╭─ Given entries

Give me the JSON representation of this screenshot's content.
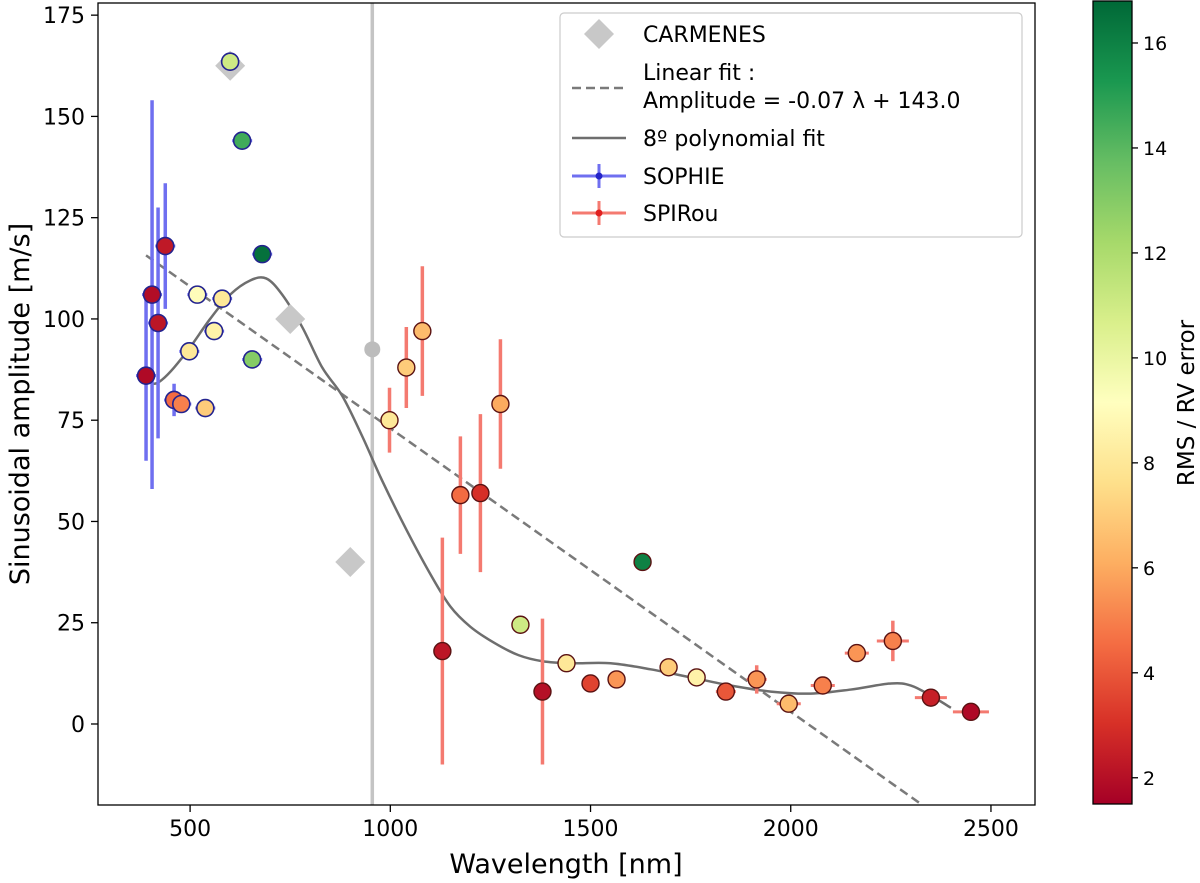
{
  "chart_data": {
    "type": "scatter",
    "xlabel": "Wavelength [nm]",
    "ylabel": "Sinusoidal amplitude [m/s]",
    "xlim": [
      270,
      2610
    ],
    "ylim": [
      -20,
      178
    ],
    "xticks": [
      500,
      1000,
      1500,
      2000,
      2500
    ],
    "yticks": [
      0,
      25,
      50,
      75,
      100,
      125,
      150,
      175
    ],
    "vertical_line": {
      "x": 955,
      "color": "#c4c4c4"
    },
    "colorbar": {
      "label": "RMS / RV error",
      "range": [
        1.5,
        16.8
      ],
      "ticks": [
        2,
        4,
        6,
        8,
        10,
        12,
        14,
        16
      ],
      "colormap": "RdYlGn"
    },
    "legend": {
      "position": "top-right",
      "entries": [
        {
          "key": "carmenes",
          "label": "CARMENES"
        },
        {
          "key": "linear",
          "label": "Linear fit :",
          "label2": "Amplitude = -0.07 λ + 143.0"
        },
        {
          "key": "poly",
          "label": "8º polynomial fit"
        },
        {
          "key": "sophie",
          "label": "SOPHIE"
        },
        {
          "key": "spirou",
          "label": "SPIRou"
        }
      ]
    },
    "linear_fit": {
      "slope": -0.07,
      "intercept": 143.0,
      "x_range": [
        390,
        2320
      ],
      "color": "#7a7a7a"
    },
    "polynomial_fit": {
      "color": "#6e6e6e",
      "points": [
        [
          390,
          85
        ],
        [
          410,
          84
        ],
        [
          430,
          85
        ],
        [
          460,
          88
        ],
        [
          500,
          93
        ],
        [
          550,
          100
        ],
        [
          600,
          106
        ],
        [
          650,
          109.5
        ],
        [
          690,
          110
        ],
        [
          730,
          106
        ],
        [
          780,
          98
        ],
        [
          830,
          88
        ],
        [
          880,
          81
        ],
        [
          930,
          71
        ],
        [
          980,
          60
        ],
        [
          1040,
          48
        ],
        [
          1100,
          37
        ],
        [
          1150,
          29
        ],
        [
          1200,
          24
        ],
        [
          1260,
          20
        ],
        [
          1320,
          17
        ],
        [
          1380,
          15.5
        ],
        [
          1450,
          15
        ],
        [
          1550,
          15
        ],
        [
          1650,
          13.5
        ],
        [
          1750,
          11.5
        ],
        [
          1850,
          9.5
        ],
        [
          1950,
          8
        ],
        [
          2050,
          7.5
        ],
        [
          2150,
          8.5
        ],
        [
          2250,
          10
        ],
        [
          2300,
          9.5
        ],
        [
          2350,
          7
        ],
        [
          2400,
          4
        ]
      ]
    },
    "carmenes": [
      {
        "x": 600,
        "y": 162.5
      },
      {
        "x": 750,
        "y": 100
      },
      {
        "x": 900,
        "y": 40
      }
    ],
    "gray_point": {
      "x": 955,
      "y": 92.5
    },
    "sophie": [
      {
        "x": 390,
        "y": 86,
        "err": 21,
        "c": 1.8
      },
      {
        "x": 405,
        "y": 106,
        "err": 48,
        "c": 1.9
      },
      {
        "x": 420,
        "y": 99,
        "err": 28.5,
        "c": 2.2
      },
      {
        "x": 438,
        "y": 118,
        "err": 15.5,
        "c": 2.3
      },
      {
        "x": 460,
        "y": 80,
        "err": 4,
        "c": 4.5
      },
      {
        "x": 478,
        "y": 79,
        "err": 2,
        "c": 5
      },
      {
        "x": 498,
        "y": 92,
        "err": 1,
        "c": 8
      },
      {
        "x": 518,
        "y": 106,
        "err": 1,
        "c": 9
      },
      {
        "x": 538,
        "y": 78,
        "err": 1,
        "c": 7
      },
      {
        "x": 560,
        "y": 97,
        "err": 1,
        "c": 8.5
      },
      {
        "x": 580,
        "y": 105,
        "err": 1,
        "c": 8
      },
      {
        "x": 600,
        "y": 163.5,
        "err": 1,
        "c": 11
      },
      {
        "x": 630,
        "y": 144,
        "err": 1,
        "c": 14.5
      },
      {
        "x": 655,
        "y": 90,
        "err": 1,
        "c": 13
      },
      {
        "x": 680,
        "y": 116,
        "err": 1,
        "c": 16.5
      }
    ],
    "spirou": [
      {
        "x": 998,
        "y": 75,
        "err": 8,
        "xerr": 0,
        "c": 8
      },
      {
        "x": 1040,
        "y": 88,
        "err": 10,
        "xerr": 0,
        "c": 7
      },
      {
        "x": 1080,
        "y": 97,
        "err": 16,
        "xerr": 0,
        "c": 6.5
      },
      {
        "x": 1130,
        "y": 18,
        "err": 28,
        "xerr": 0,
        "c": 2.2
      },
      {
        "x": 1175,
        "y": 56.5,
        "err": 14.5,
        "xerr": 0,
        "c": 4.5
      },
      {
        "x": 1225,
        "y": 57,
        "err": 19.5,
        "xerr": 0,
        "c": 3
      },
      {
        "x": 1275,
        "y": 79,
        "err": 16,
        "xerr": 0,
        "c": 6
      },
      {
        "x": 1325,
        "y": 24.5,
        "err": 1.5,
        "xerr": 10,
        "c": 11
      },
      {
        "x": 1380,
        "y": 8,
        "err": 18,
        "xerr": 0,
        "c": 2
      },
      {
        "x": 1440,
        "y": 15,
        "err": 1,
        "xerr": 15,
        "c": 8
      },
      {
        "x": 1500,
        "y": 10,
        "err": 1,
        "xerr": 15,
        "c": 3.5
      },
      {
        "x": 1565,
        "y": 11,
        "err": 1,
        "xerr": 20,
        "c": 5.5
      },
      {
        "x": 1630,
        "y": 40,
        "err": 1,
        "xerr": 20,
        "c": 16
      },
      {
        "x": 1695,
        "y": 14,
        "err": 1,
        "xerr": 20,
        "c": 7
      },
      {
        "x": 1765,
        "y": 11.5,
        "err": 1,
        "xerr": 20,
        "c": 8.5
      },
      {
        "x": 1838,
        "y": 8,
        "err": 1,
        "xerr": 25,
        "c": 4
      },
      {
        "x": 1915,
        "y": 11,
        "err": 3.5,
        "xerr": 25,
        "c": 5.5
      },
      {
        "x": 1995,
        "y": 5,
        "err": 1,
        "xerr": 30,
        "c": 6.5
      },
      {
        "x": 2080,
        "y": 9.5,
        "err": 1,
        "xerr": 30,
        "c": 5
      },
      {
        "x": 2165,
        "y": 17.5,
        "err": 1,
        "xerr": 30,
        "c": 5.5
      },
      {
        "x": 2255,
        "y": 20.5,
        "err": 5,
        "xerr": 40,
        "c": 5
      },
      {
        "x": 2350,
        "y": 6.5,
        "err": 1,
        "xerr": 40,
        "c": 2.5
      },
      {
        "x": 2450,
        "y": 3,
        "err": 1,
        "xerr": 45,
        "c": 1.8
      }
    ],
    "colors": {
      "sophie_err": "#6f6ff0",
      "spirou_err": "#f47a70",
      "sophie_edge": "#23238f",
      "spirou_edge": "#5a1212",
      "carmenes": "#c8c8c8",
      "gray_point": "#bcbcbc"
    }
  }
}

╰─

### The exercise
Copy the data character for character, but drop all pictures from the copy.

### Output for this exercise
Give me the JSON representation of this screenshot's content.
{
  "chart_data": {
    "type": "scatter",
    "xlabel": "Wavelength [nm]",
    "ylabel": "Sinusoidal amplitude [m/s]",
    "xlim": [
      270,
      2610
    ],
    "ylim": [
      -20,
      178
    ],
    "xticks": [
      500,
      1000,
      1500,
      2000,
      2500
    ],
    "yticks": [
      0,
      25,
      50,
      75,
      100,
      125,
      150,
      175
    ],
    "vertical_line": {
      "x": 955,
      "color": "#c4c4c4"
    },
    "colorbar": {
      "label": "RMS / RV error",
      "range": [
        1.5,
        16.8
      ],
      "ticks": [
        2,
        4,
        6,
        8,
        10,
        12,
        14,
        16
      ],
      "colormap": "RdYlGn"
    },
    "legend": {
      "position": "top-right",
      "entries": [
        {
          "key": "carmenes",
          "label": "CARMENES"
        },
        {
          "key": "linear",
          "label": "Linear fit :",
          "label2": "Amplitude = -0.07 λ + 143.0"
        },
        {
          "key": "poly",
          "label": "8º polynomial fit"
        },
        {
          "key": "sophie",
          "label": "SOPHIE"
        },
        {
          "key": "spirou",
          "label": "SPIRou"
        }
      ]
    },
    "linear_fit": {
      "slope": -0.07,
      "intercept": 143.0,
      "x_range": [
        390,
        2320
      ],
      "color": "#7a7a7a"
    },
    "polynomial_fit": {
      "color": "#6e6e6e",
      "points": [
        [
          390,
          85
        ],
        [
          410,
          84
        ],
        [
          430,
          85
        ],
        [
          460,
          88
        ],
        [
          500,
          93
        ],
        [
          550,
          100
        ],
        [
          600,
          106
        ],
        [
          650,
          109.5
        ],
        [
          690,
          110
        ],
        [
          730,
          106
        ],
        [
          780,
          98
        ],
        [
          830,
          88
        ],
        [
          880,
          81
        ],
        [
          930,
          71
        ],
        [
          980,
          60
        ],
        [
          1040,
          48
        ],
        [
          1100,
          37
        ],
        [
          1150,
          29
        ],
        [
          1200,
          24
        ],
        [
          1260,
          20
        ],
        [
          1320,
          17
        ],
        [
          1380,
          15.5
        ],
        [
          1450,
          15
        ],
        [
          1550,
          15
        ],
        [
          1650,
          13.5
        ],
        [
          1750,
          11.5
        ],
        [
          1850,
          9.5
        ],
        [
          1950,
          8
        ],
        [
          2050,
          7.5
        ],
        [
          2150,
          8.5
        ],
        [
          2250,
          10
        ],
        [
          2300,
          9.5
        ],
        [
          2350,
          7
        ],
        [
          2400,
          4
        ]
      ]
    },
    "carmenes": [
      {
        "x": 600,
        "y": 162.5
      },
      {
        "x": 750,
        "y": 100
      },
      {
        "x": 900,
        "y": 40
      }
    ],
    "gray_point": {
      "x": 955,
      "y": 92.5
    },
    "sophie": [
      {
        "x": 390,
        "y": 86,
        "err": 21,
        "c": 1.8
      },
      {
        "x": 405,
        "y": 106,
        "err": 48,
        "c": 1.9
      },
      {
        "x": 420,
        "y": 99,
        "err": 28.5,
        "c": 2.2
      },
      {
        "x": 438,
        "y": 118,
        "err": 15.5,
        "c": 2.3
      },
      {
        "x": 460,
        "y": 80,
        "err": 4,
        "c": 4.5
      },
      {
        "x": 478,
        "y": 79,
        "err": 2,
        "c": 5
      },
      {
        "x": 498,
        "y": 92,
        "err": 1,
        "c": 8
      },
      {
        "x": 518,
        "y": 106,
        "err": 1,
        "c": 9
      },
      {
        "x": 538,
        "y": 78,
        "err": 1,
        "c": 7
      },
      {
        "x": 560,
        "y": 97,
        "err": 1,
        "c": 8.5
      },
      {
        "x": 580,
        "y": 105,
        "err": 1,
        "c": 8
      },
      {
        "x": 600,
        "y": 163.5,
        "err": 1,
        "c": 11
      },
      {
        "x": 630,
        "y": 144,
        "err": 1,
        "c": 14.5
      },
      {
        "x": 655,
        "y": 90,
        "err": 1,
        "c": 13
      },
      {
        "x": 680,
        "y": 116,
        "err": 1,
        "c": 16.5
      }
    ],
    "spirou": [
      {
        "x": 998,
        "y": 75,
        "err": 8,
        "xerr": 0,
        "c": 8
      },
      {
        "x": 1040,
        "y": 88,
        "err": 10,
        "xerr": 0,
        "c": 7
      },
      {
        "x": 1080,
        "y": 97,
        "err": 16,
        "xerr": 0,
        "c": 6.5
      },
      {
        "x": 1130,
        "y": 18,
        "err": 28,
        "xerr": 0,
        "c": 2.2
      },
      {
        "x": 1175,
        "y": 56.5,
        "err": 14.5,
        "xerr": 0,
        "c": 4.5
      },
      {
        "x": 1225,
        "y": 57,
        "err": 19.5,
        "xerr": 0,
        "c": 3
      },
      {
        "x": 1275,
        "y": 79,
        "err": 16,
        "xerr": 0,
        "c": 6
      },
      {
        "x": 1325,
        "y": 24.5,
        "err": 1.5,
        "xerr": 10,
        "c": 11
      },
      {
        "x": 1380,
        "y": 8,
        "err": 18,
        "xerr": 0,
        "c": 2
      },
      {
        "x": 1440,
        "y": 15,
        "err": 1,
        "xerr": 15,
        "c": 8
      },
      {
        "x": 1500,
        "y": 10,
        "err": 1,
        "xerr": 15,
        "c": 3.5
      },
      {
        "x": 1565,
        "y": 11,
        "err": 1,
        "xerr": 20,
        "c": 5.5
      },
      {
        "x": 1630,
        "y": 40,
        "err": 1,
        "xerr": 20,
        "c": 16
      },
      {
        "x": 1695,
        "y": 14,
        "err": 1,
        "xerr": 20,
        "c": 7
      },
      {
        "x": 1765,
        "y": 11.5,
        "err": 1,
        "xerr": 20,
        "c": 8.5
      },
      {
        "x": 1838,
        "y": 8,
        "err": 1,
        "xerr": 25,
        "c": 4
      },
      {
        "x": 1915,
        "y": 11,
        "err": 3.5,
        "xerr": 25,
        "c": 5.5
      },
      {
        "x": 1995,
        "y": 5,
        "err": 1,
        "xerr": 30,
        "c": 6.5
      },
      {
        "x": 2080,
        "y": 9.5,
        "err": 1,
        "xerr": 30,
        "c": 5
      },
      {
        "x": 2165,
        "y": 17.5,
        "err": 1,
        "xerr": 30,
        "c": 5.5
      },
      {
        "x": 2255,
        "y": 20.5,
        "err": 5,
        "xerr": 40,
        "c": 5
      },
      {
        "x": 2350,
        "y": 6.5,
        "err": 1,
        "xerr": 40,
        "c": 2.5
      },
      {
        "x": 2450,
        "y": 3,
        "err": 1,
        "xerr": 45,
        "c": 1.8
      }
    ],
    "colors": {
      "sophie_err": "#6f6ff0",
      "spirou_err": "#f47a70",
      "sophie_edge": "#23238f",
      "spirou_edge": "#5a1212",
      "carmenes": "#c8c8c8",
      "gray_point": "#bcbcbc"
    }
  }
}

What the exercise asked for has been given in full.